Given request
Write out every entry, unchanged. Skip any picture.

Rows
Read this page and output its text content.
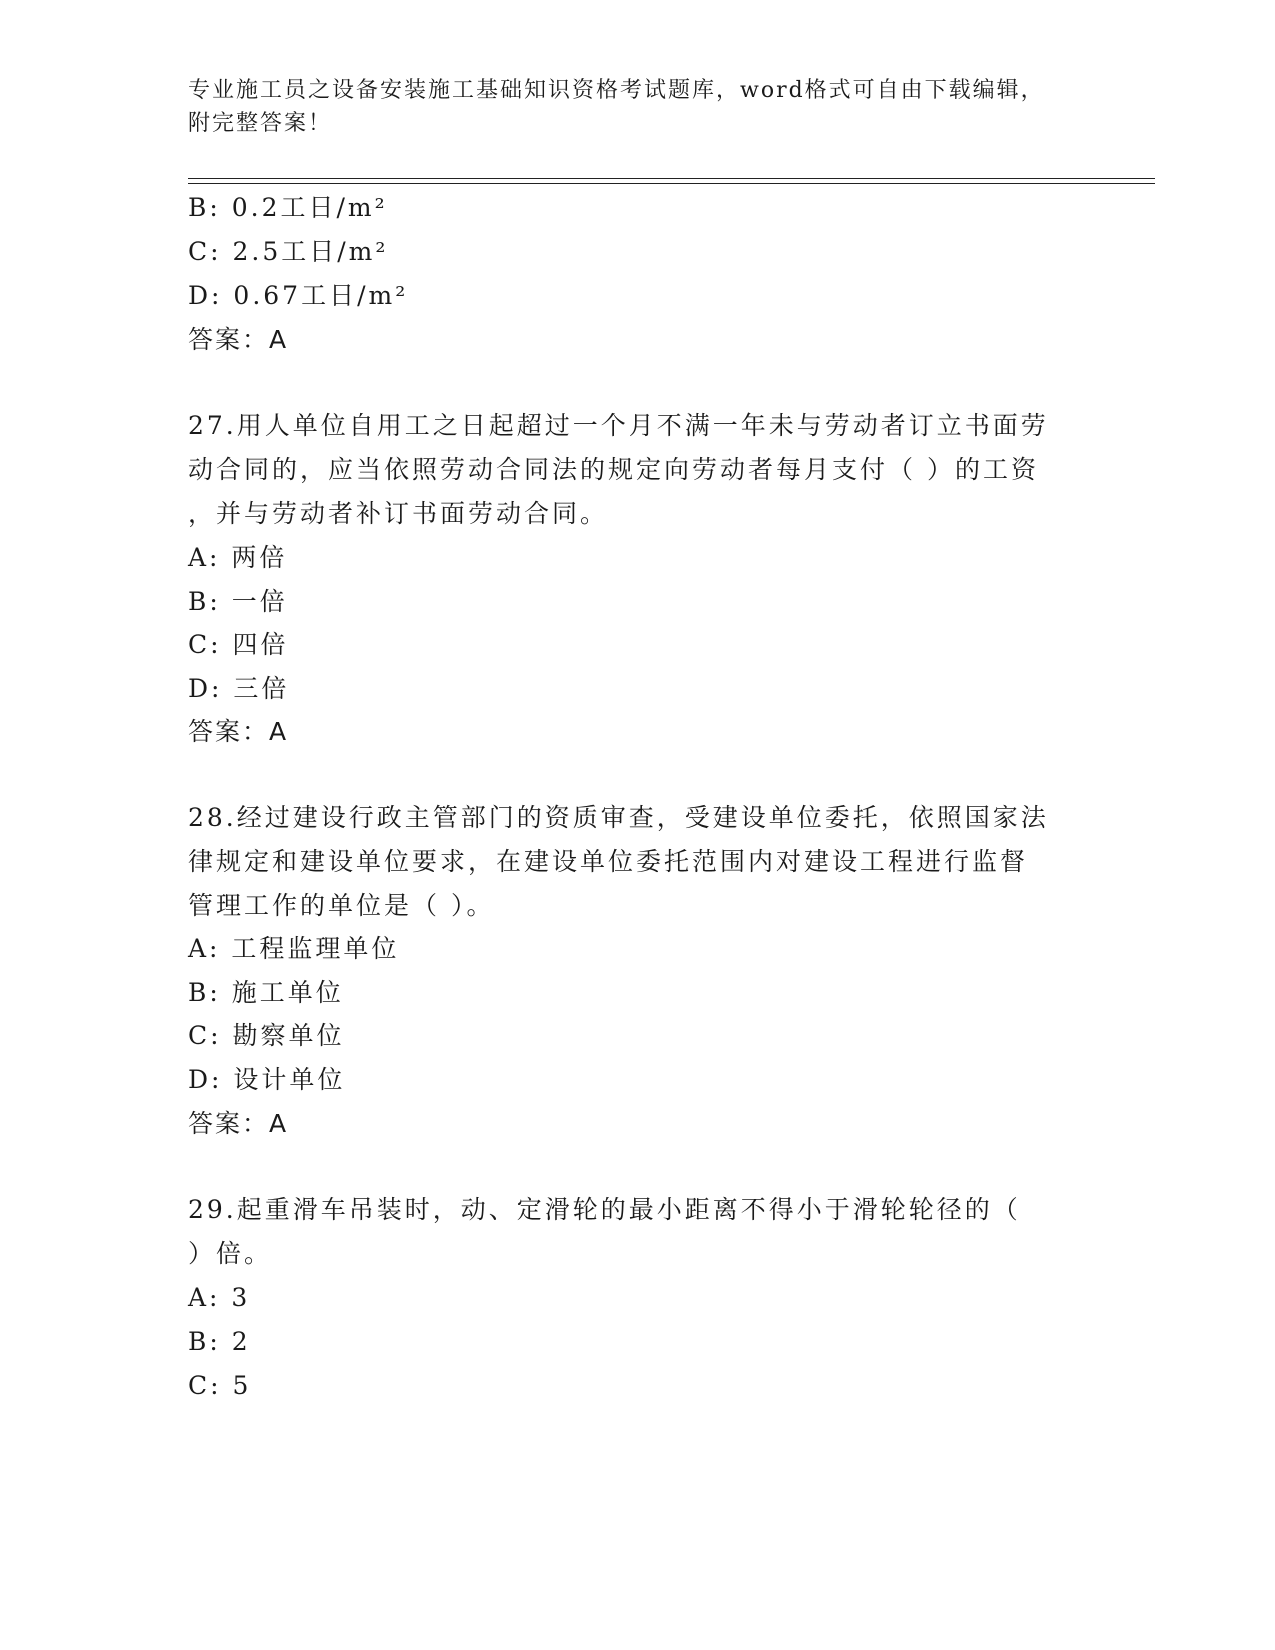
专业施工员之设备安装施工基础知识资格考试题库，word格式可自由下载编辑，
附完整答案！
B: 0.2工日/m²
C: 2.5工日/m²
D: 0.67工日/m²
答案：A
27.用人单位自用工之日起超过一个月不满一年未与劳动者订立书面劳
动合同的，应当依照劳动合同法的规定向劳动者每月支付（ ）的工资
，并与劳动者补订书面劳动合同。
A: 两倍
B: 一倍
C: 四倍
D: 三倍
答案：A
28.经过建设行政主管部门的资质审查，受建设单位委托，依照国家法
律规定和建设单位要求，在建设单位委托范围内对建设工程进行监督
管理工作的单位是（ ）。
A: 工程监理单位
B: 施工单位
C: 勘察单位
D: 设计单位
答案：A
29.起重滑车吊装时，动、定滑轮的最小距离不得小于滑轮轮径的（
）倍。
A: 3
B: 2
C: 5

The output
Read this page and output its text content.
专业施工员之设备安装施工基础知识资格考试题库，word格式可自由下载编辑，
附完整答案！
B: 0.2工日/m²
C: 2.5工日/m²
D: 0.67工日/m²
答案：A
27.用人单位自用工之日起超过一个月不满一年未与劳动者订立书面劳
动合同的，应当依照劳动合同法的规定向劳动者每月支付（ ）的工资
，并与劳动者补订书面劳动合同。
A: 两倍
B: 一倍
C: 四倍
D: 三倍
答案：A
28.经过建设行政主管部门的资质审查，受建设单位委托，依照国家法
律规定和建设单位要求，在建设单位委托范围内对建设工程进行监督
管理工作的单位是（ ）。
A: 工程监理单位
B: 施工单位
C: 勘察单位
D: 设计单位
答案：A
29.起重滑车吊装时，动、定滑轮的最小距离不得小于滑轮轮径的（
）倍。
A: 3
B: 2
C: 5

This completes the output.